Instructions to follow:
Find the lines holding the word "well" and collect them.

Stored records
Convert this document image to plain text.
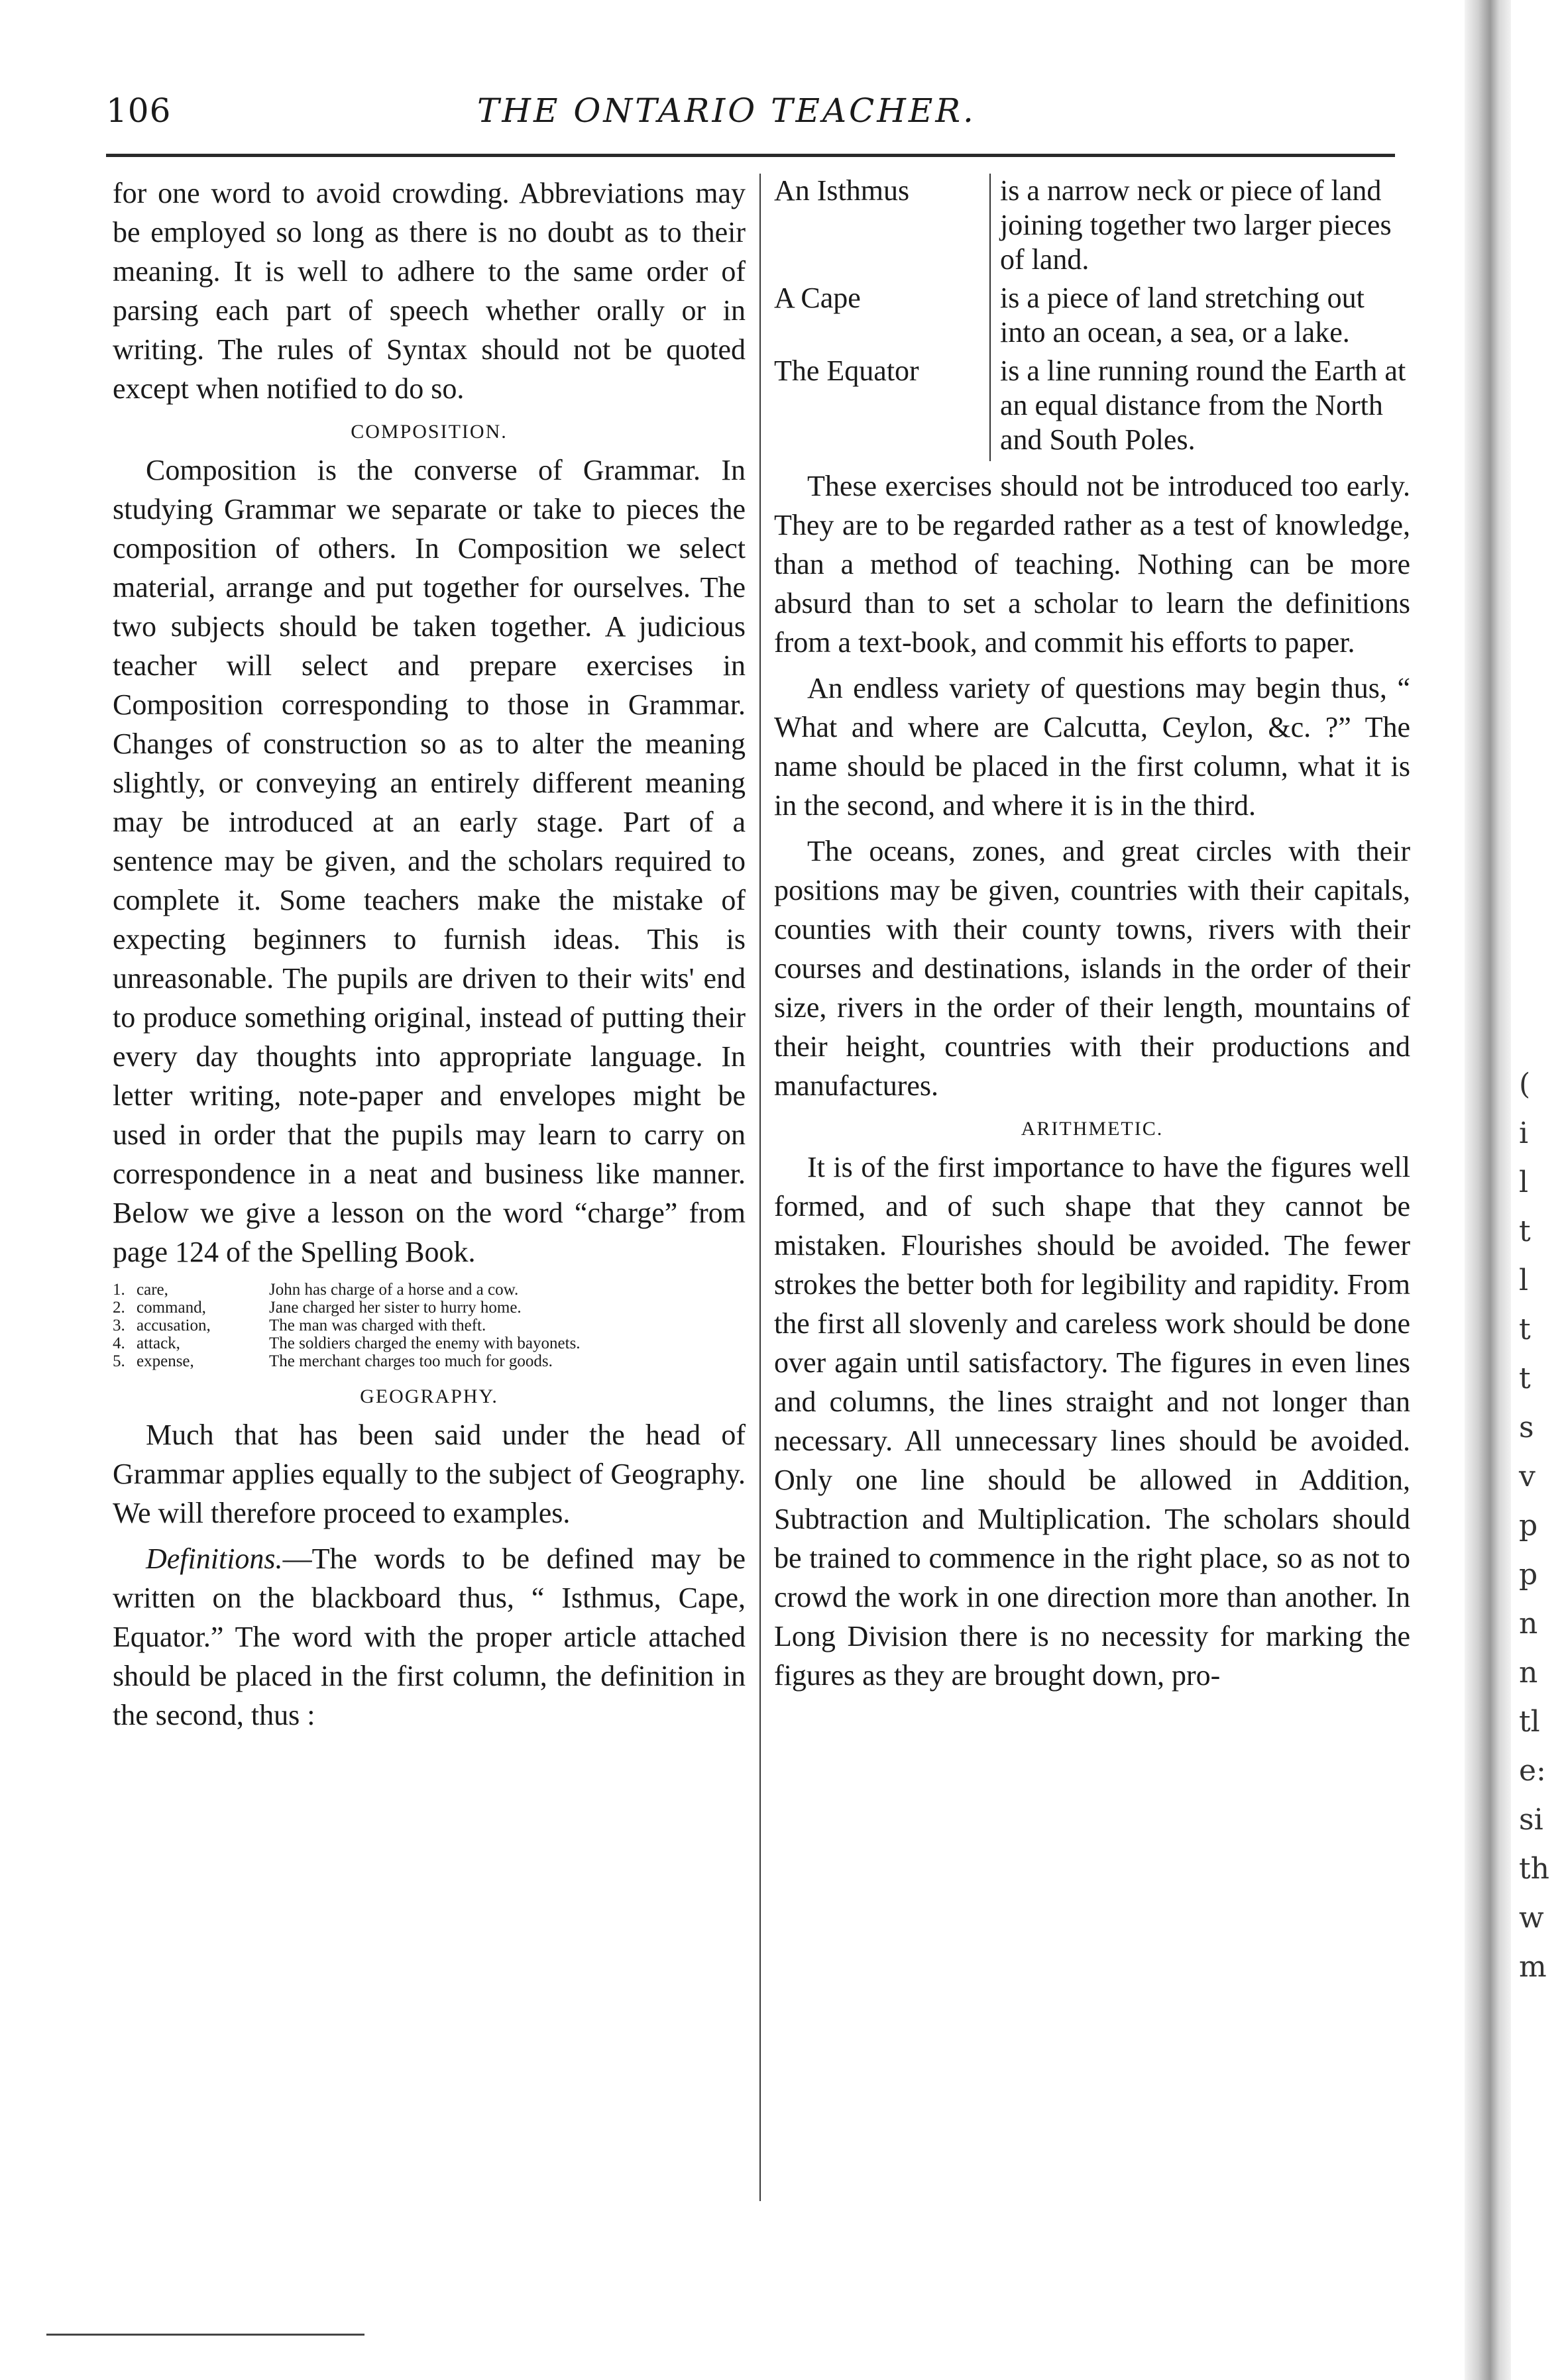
106	THE ONTARIO TEACHER.

for one word to avoid crowding. Abbreviations may be employed so long as there is no doubt as to their meaning. It is well to adhere to the same order of parsing each part of speech whether orally or in writing. The rules of Syntax should not be quoted except when notified to do so.

COMPOSITION.

Composition is the converse of Grammar. In studying Grammar we separate or take to pieces the composition of others. In Composition we select material, arrange and put together for ourselves. The two subjects should be taken together. A judicious teacher will select and prepare exercises in Composition corresponding to those in Grammar. Changes of construction so as to alter the meaning slightly, or conveying an entirely different meaning may be introduced at an early stage. Part of a sentence may be given, and the scholars required to complete it. Some teachers make the mistake of expecting beginners to furnish ideas. This is unreasonable. The pupils are driven to their wits' end to produce something original, instead of putting their every day thoughts into appropriate language. In letter writing, note-paper and envelopes might be used in order that the pupils may learn to carry on correspondence in a neat and business like manner. Below we give a lesson on the word “charge” from page 124 of the Spelling Book.

1. care,	John has charge of a horse and a cow.
2. command,	Jane charged her sister to hurry home.
3. accusation,	The man was charged with theft.
4. attack,	The soldiers charged the enemy with bayonets.
5. expense,	The merchant charges too much for goods.
GEOGRAPHY.

Much that has been said under the head of Grammar applies equally to the subject of Geography. We will therefore proceed to examples.

Definitions.—The words to be defined may be written on the blackboard thus, “ Isthmus, Cape, Equator.” The word with the proper article attached should be placed in the first column, the definition in the second, thus :

An Isthmus	is a narrow neck or piece of land joining together two larger pieces of land.
A Cape	is a piece of land stretching out into an ocean, a sea, or a lake.
The Equator	is a line running round the Earth at an equal distance from the North and South Poles.

These exercises should not be introduced too early. They are to be regarded rather as a test of knowledge, than a method of teaching. Nothing can be more absurd than to set a scholar to learn the definitions from a text-book, and commit his efforts to paper.

An endless variety of questions may begin thus, “ What and where are Calcutta, Ceylon, &c. ?” The name should be placed in the first column, what it is in the second, and where it is in the third.

The oceans, zones, and great circles with their positions may be given, countries with their capitals, counties with their county towns, rivers with their courses and destinations, islands in the order of their size, rivers in the order of their length, mountains of their height, countries with their productions and manufactures.

ARITHMETIC.

It is of the first importance to have the figures well formed, and of such shape that they cannot be mistaken. Flourishes should be avoided. The fewer strokes the better both for legibility and rapidity. From the first all slovenly and careless work should be done over again until satisfactory. The figures in even lines and columns, the lines straight and not longer than necessary. All unnecessary lines should be avoided. Only one line should be allowed in Addition, Subtraction and Multiplication. The scholars should be trained to commence in the right place, so as not to crowd the work in one direction more than another. In Long Division there is no necessity for marking the figures as they are brought down, pro-

(
i
l
t
l
t
t
s
v
p
p
n
n
tl
e:
si
th
w
m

Full answer:
for one word to avoid crowding. Abbreviations may be employed so long as there is no doubt as to their meaning. It is well to adhere to the same order of parsing each part of speech whether orally or in writing. The rules of Syntax should not be quoted except when notified to do so.
It is of the first importance to have the figures well formed, and of such shape that they cannot be mistaken. Flourishes should be avoided. The fewer strokes the better both for legibility and rapidity. From the first all slovenly and careless work should be done over again until satisfactory. The figures in even lines and columns, the lines straight and not longer than necessary. All unnecessary lines should be avoided. Only one line should be allowed in Addition, Subtraction and Multiplication. The scholars should be trained to commence in the right place, so as not to crowd the work in one direction more than another. In Long Division there is no necessity for marking the figures as they are brought down, pro-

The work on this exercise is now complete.